◆ To do ◆
Sort through the entries below and pull out lines containing the word "rolls".

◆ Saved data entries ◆
start

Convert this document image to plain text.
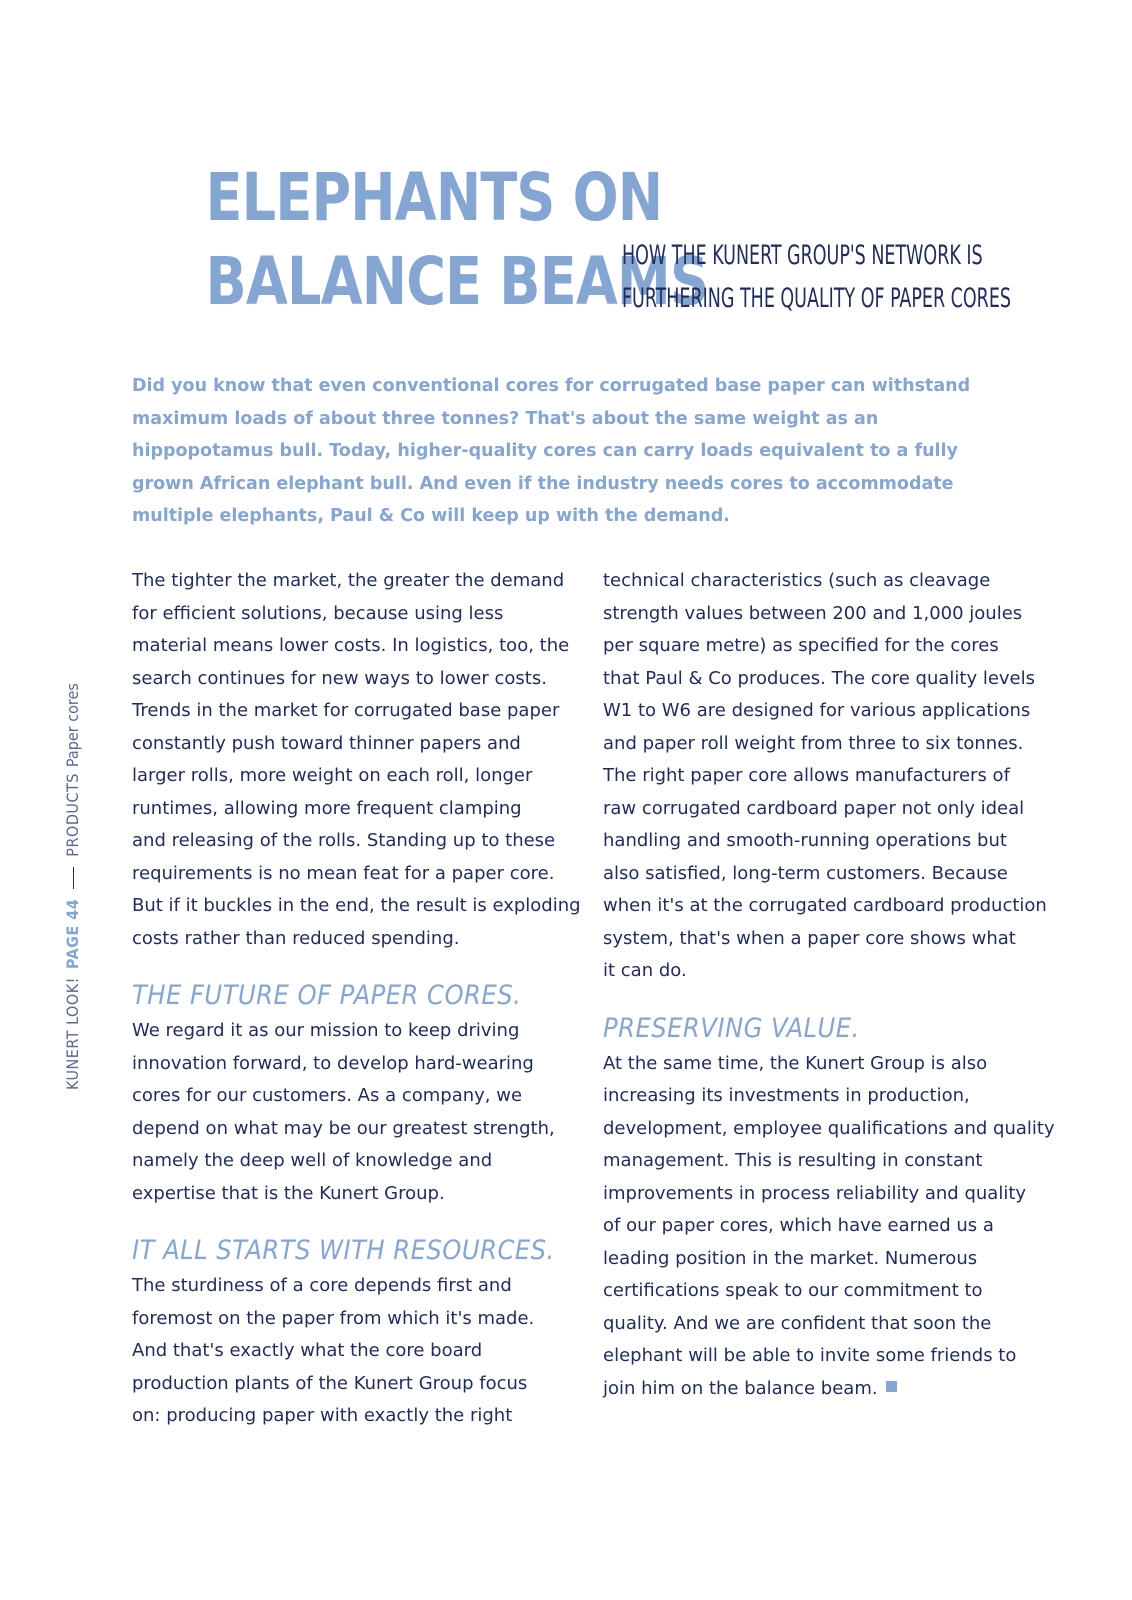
ELEPHANTS ON
BALANCE BEAMS
HOW THE KUNERT GROUP'S NETWORK IS
FURTHERING THE QUALITY OF PAPER CORES

Did you know that even conventional cores for corrugated base paper can withstand maximum loads of about three tonnes? That's about the same weight as an hippopotamus bull. Today, higher-quality cores can carry loads equivalent to a fully grown African elephant bull. And even if the industry needs cores to accommodate multiple elephants, Paul & Co will keep up with the demand.

The tighter the market, the greater the demand
for efficient solutions, because using less
material means lower costs. In logistics, too, the
search continues for new ways to lower costs.
Trends in the market for corrugated base paper
constantly push toward thinner papers and
larger rolls, more weight on each roll, longer
runtimes, allowing more frequent clamping
and releasing of the rolls. Standing up to these
requirements is no mean feat for a paper core.
But if it buckles in the end, the result is exploding
costs rather than reduced spending.

THE FUTURE OF PAPER CORES.

We regard it as our mission to keep driving
innovation forward, to develop hard-wearing
cores for our customers. As a company, we
depend on what may be our greatest strength,
namely the deep well of knowledge and
expertise that is the Kunert Group.

IT ALL STARTS WITH RESOURCES.

The sturdiness of a core depends first and
foremost on the paper from which it's made.
And that's exactly what the core board
production plants of the Kunert Group focus
on: producing paper with exactly the right

technical characteristics (such as cleavage
strength values between 200 and 1,000 joules
per square metre) as specified for the cores
that Paul & Co produces. The core quality levels
W1 to W6 are designed for various applications
and paper roll weight from three to six tonnes.
The right paper core allows manufacturers of
raw corrugated cardboard paper not only ideal
handling and smooth-running operations but
also satisfied, long-term customers. Because
when it's at the corrugated cardboard production
system, that's when a paper core shows what
it can do.

PRESERVING VALUE.

At the same time, the Kunert Group is also
increasing its investments in production,
development, employee qualifications and quality
management. This is resulting in constant
improvements in process reliability and quality
of our paper cores, which have earned us a
leading position in the market. Numerous
certifications speak to our commitment to
quality. And we are confident that soon the
elephant will be able to invite some friends to
join him on the balance beam.

KUNERT LOOK!PAGE 44PRODUCTSPaper cores
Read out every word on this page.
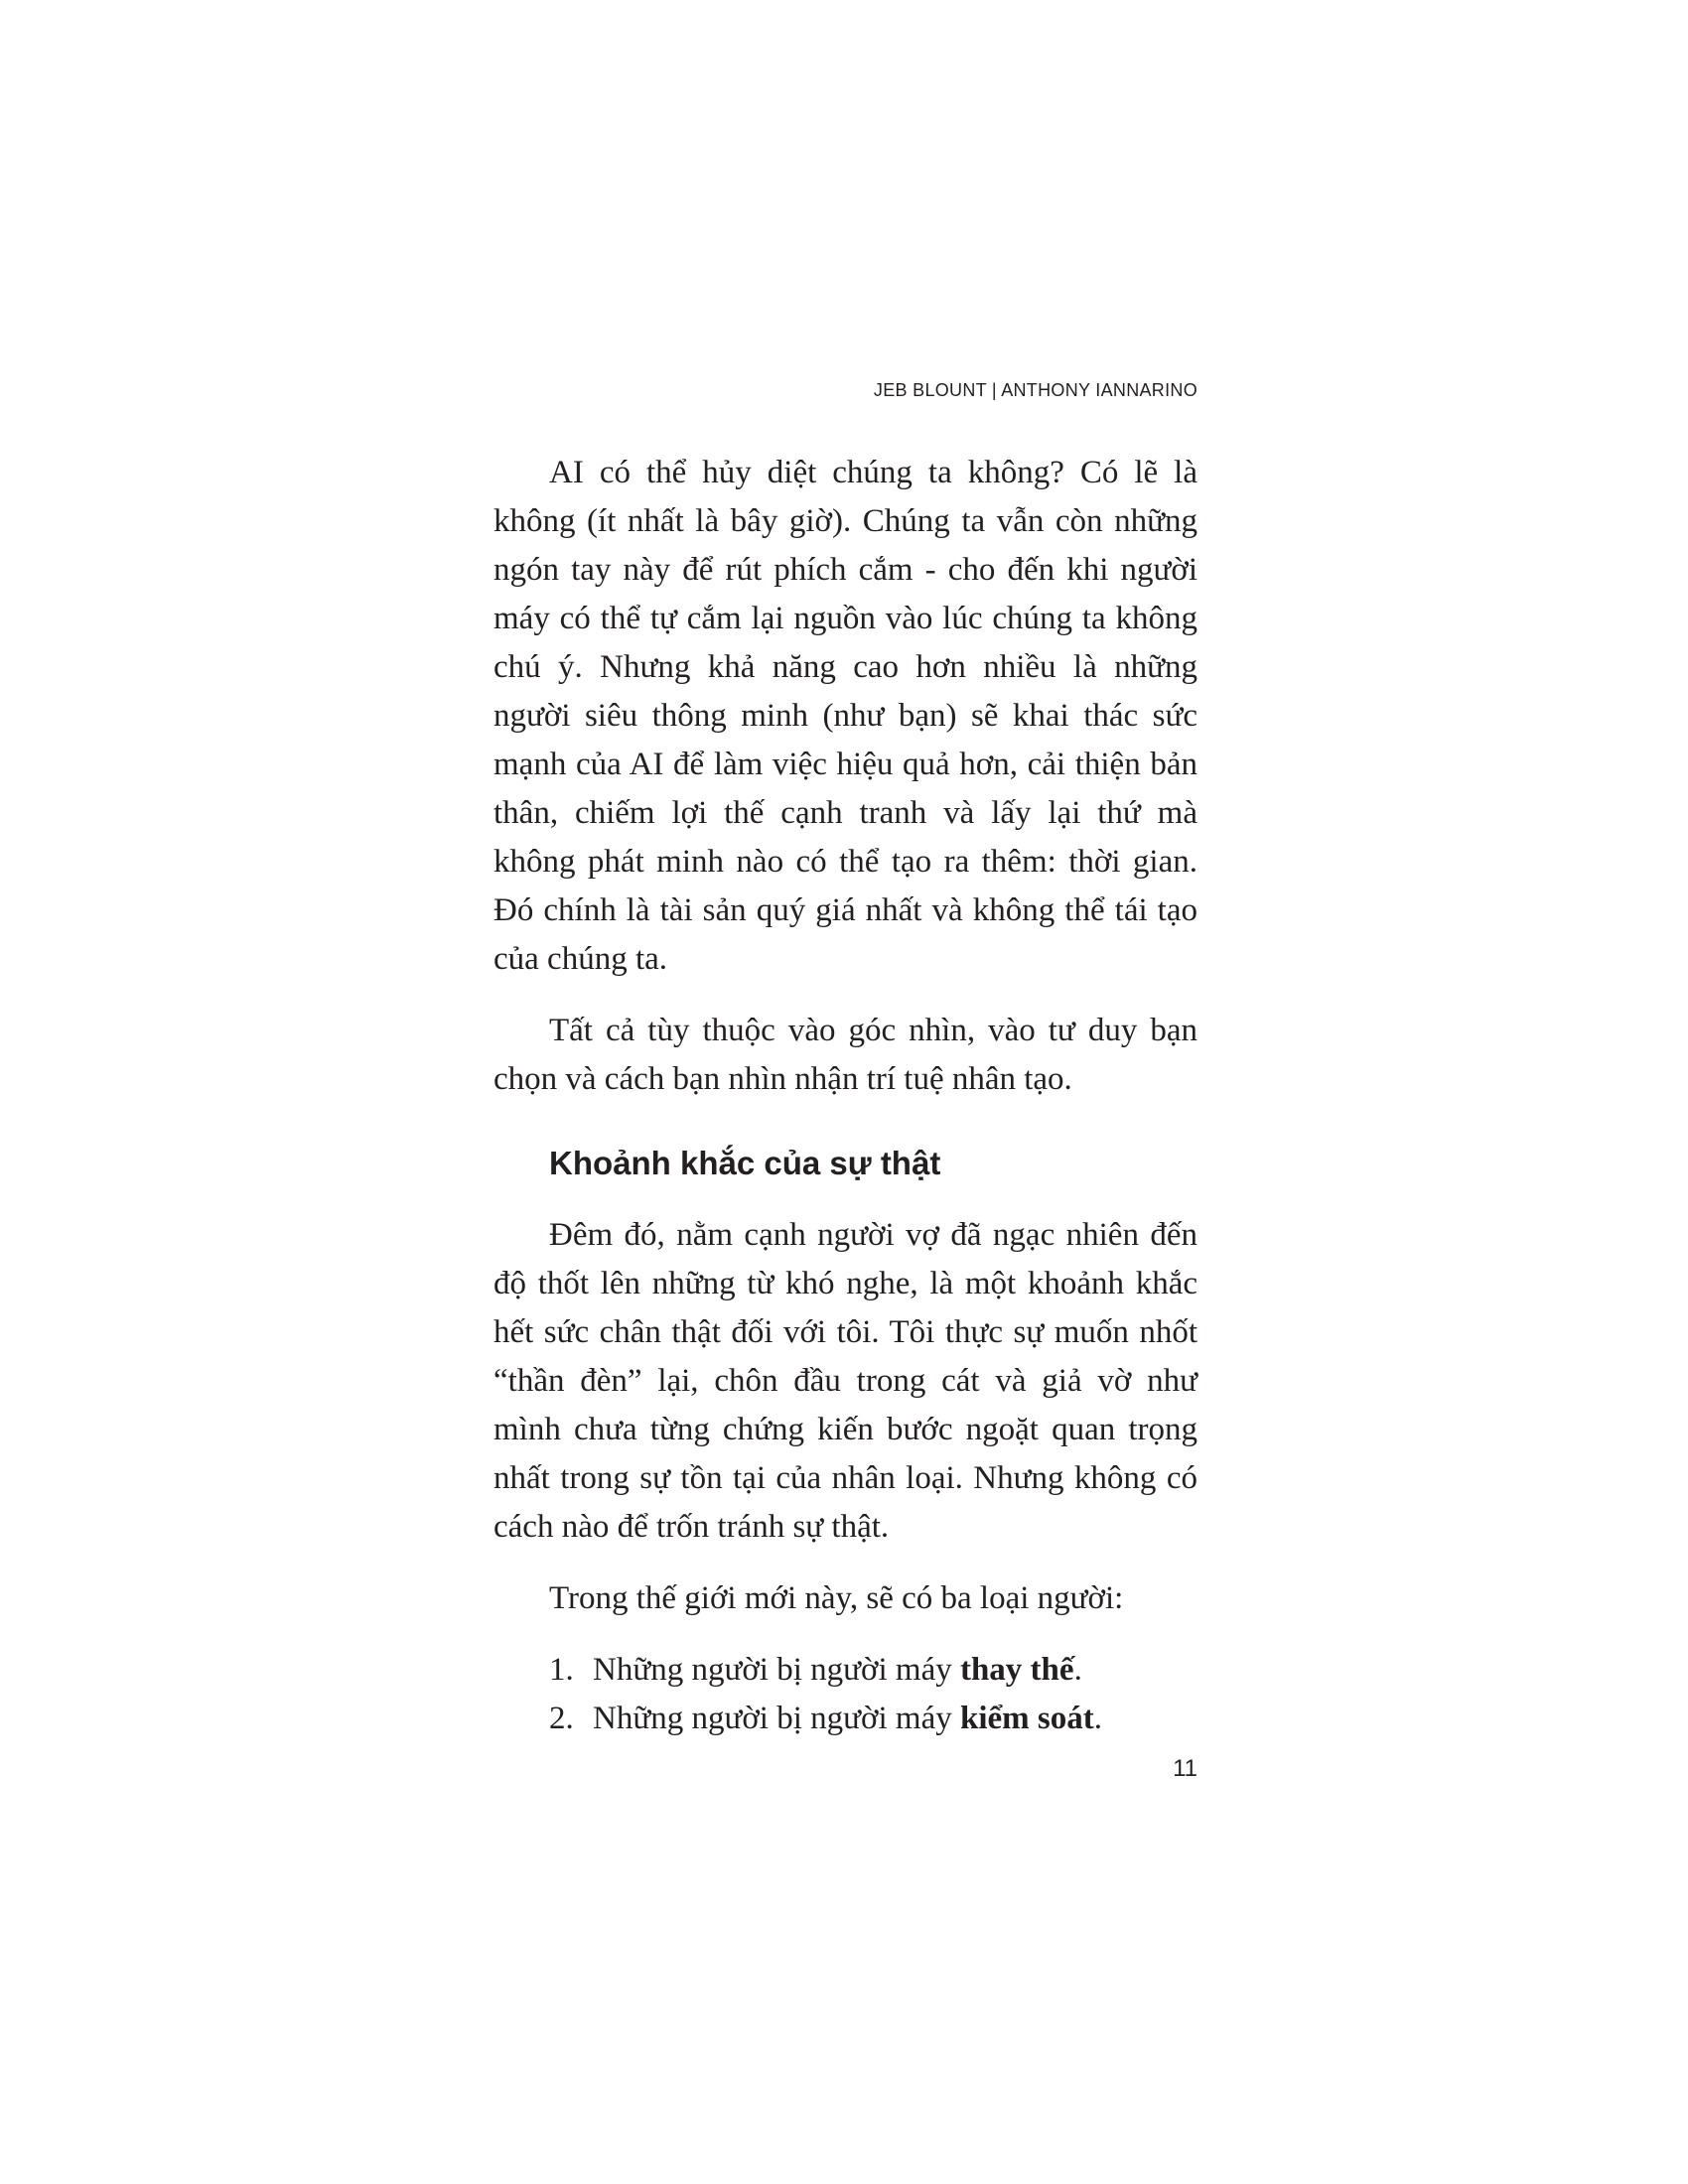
JEB BLOUNT | ANTHONY IANNARINO

AI có thể hủy diệt chúng ta không? Có lẽ là không (ít nhất là bây giờ). Chúng ta vẫn còn những ngón tay này để rút phích cắm - cho đến khi người máy có thể tự cắm lại nguồn vào lúc chúng ta không chú ý. Nhưng khả năng cao hơn nhiều là những người siêu thông minh (như bạn) sẽ khai thác sức mạnh của AI để làm việc hiệu quả hơn, cải thiện bản thân, chiếm lợi thế cạnh tranh và lấy lại thứ mà không phát minh nào có thể tạo ra thêm: thời gian. Đó chính là tài sản quý giá nhất và không thể tái tạo của chúng ta.

Tất cả tùy thuộc vào góc nhìn, vào tư duy bạn chọn và cách bạn nhìn nhận trí tuệ nhân tạo.

Khoảnh khắc của sự thật

Đêm đó, nằm cạnh người vợ đã ngạc nhiên đến độ thốt lên những từ khó nghe, là một khoảnh khắc hết sức chân thật đối với tôi. Tôi thực sự muốn nhốt “thần đèn” lại, chôn đầu trong cát và giả vờ như mình chưa từng chứng kiến bước ngoặt quan trọng nhất trong sự tồn tại của nhân loại. Nhưng không có cách nào để trốn tránh sự thật.

Trong thế giới mới này, sẽ có ba loại người:

1. Những người bị người máy thay thế.
2. Những người bị người máy kiểm soát.
11
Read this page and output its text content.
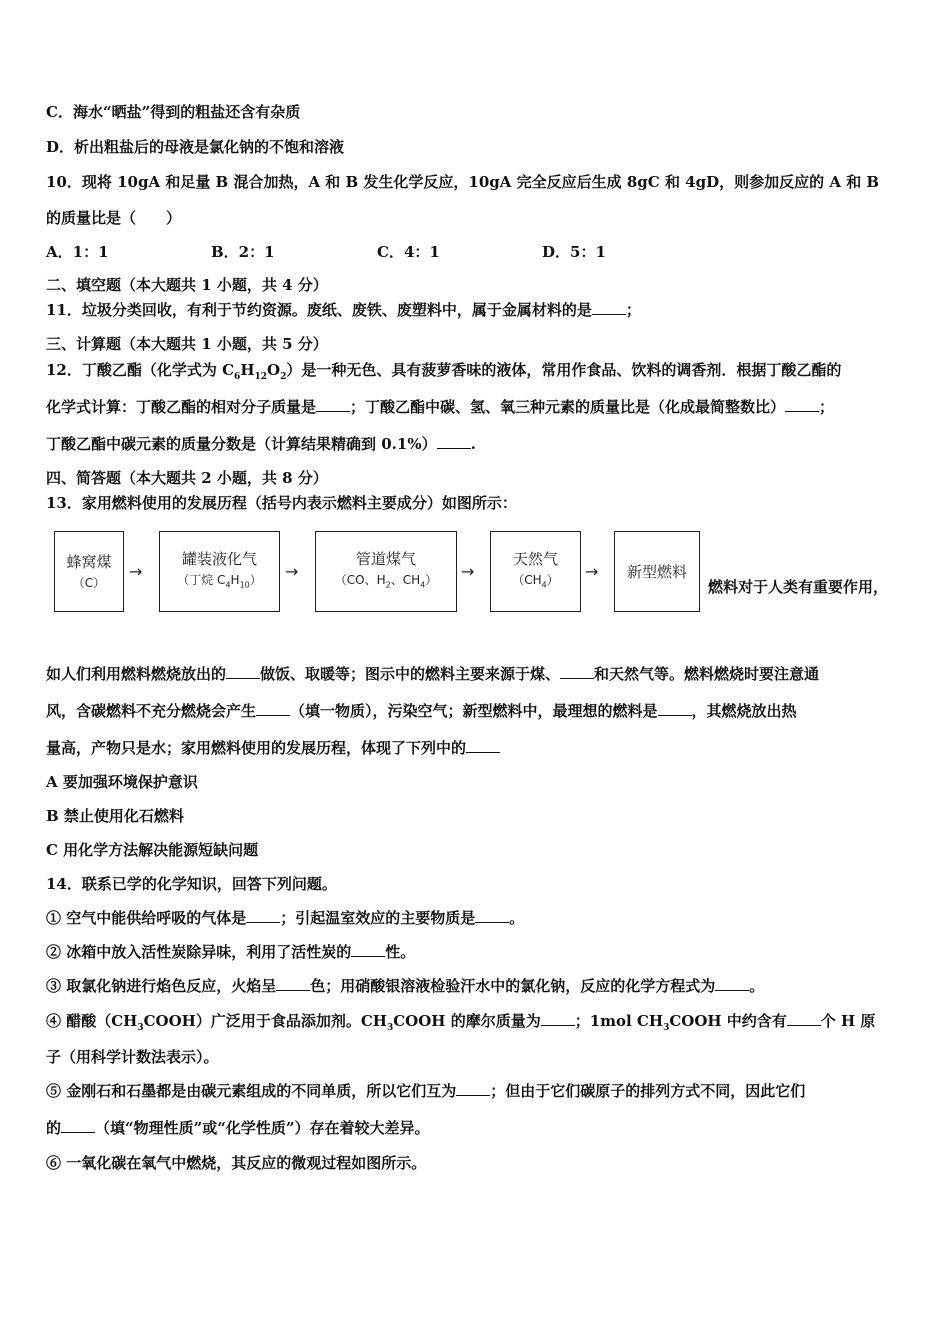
C．海水“晒盐”得到的粗盐还含有杂质
D．析出粗盐后的母液是氯化钠的不饱和溶液
10．现将 10gA 和足量 B 混合加热，A 和 B 发生化学反应，10gA 完全反应后生成 8gC 和 4gD，则参加反应的 A 和 B
的质量比是（　　）
A．1：1	B．2：1	C．4：1	D．5：1
二、填空题（本大题共 1 小题，共 4 分）
11．垃圾分类回收，有利于节约资源。废纸、废铁、废塑料中，属于金属材料的是 ；
三、计算题（本大题共 1 小题，共 5 分）
12．丁酸乙酯（化学式为 $C_6H_{12}O_2$）是一种无色、具有菠萝香味的液体，常用作食品、饮料的调香剂．根据丁酸乙酯的
化学式计算：丁酸乙酯的相对分子质量是 ；丁酸乙酯中碳、氢、氧三种元素的质量比是（化成最简整数比） ；
丁酸乙酯中碳元素的质量分数是（计算结果精确到 0.1%） .
四、简答题（本大题共 2 小题，共 8 分）
13．家用燃料使用的发展历程（括号内表示燃料主要成分）如图所示：
蜂窝煤
（C）
→
罐装液化气
（丁烷 $C_4H_{10}$） →
管道煤气
（CO、$H_2$、$CH_4$） →
天然气
$(CH_4)$ → 新型燃料
燃料对于人类有重要作用，
如人们利用燃料燃烧放出的 做饭、取暖等；图示中的燃料主要来源于煤、 和天然气等。燃料燃烧时要注意通
风，含碳燃料不充分燃烧会产生 （填一物质），污染空气；新型燃料中，最理想的燃料是 ，其燃烧放出热
量高，产物只是水；家用燃料使用的发展历程，体现了下列中的
A 要加强环境保护意识
B 禁止使用化石燃料
C 用化学方法解决能源短缺问题
14．联系已学的化学知识，回答下列问题。
① 空气中能供给呼吸的气体是 ；引起温室效应的主要物质是 。
② 冰箱中放入活性炭除异味，利用了活性炭的 性。
③ 取氯化钠进行焰色反应，火焰呈 色；用硝酸银溶液检验汗水中的氯化钠，反应的化学方程式为 。
④ 醋酸$(CH_3COOH)$广泛用于食品添加剂。$CH_3COOH$ 的摩尔质量为 ；1mol $CH_3COOH$ 中约含有 个 H 原
子（用科学计数法表示）。
⑤ 金刚石和石墨都是由碳元素组成的不同单质，所以它们互为 ；但由于它们碳原子的排列方式不同，因此它们
的 （填“物理性质”或“化学性质”）存在着较大差异。
⑥ 一氧化碳在氧气中燃烧，其反应的微观过程如图所示。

end

◆ Expected answer ◆
larger rolls, more weight on each roll, longer
and releasing of the rolls. Standing up to these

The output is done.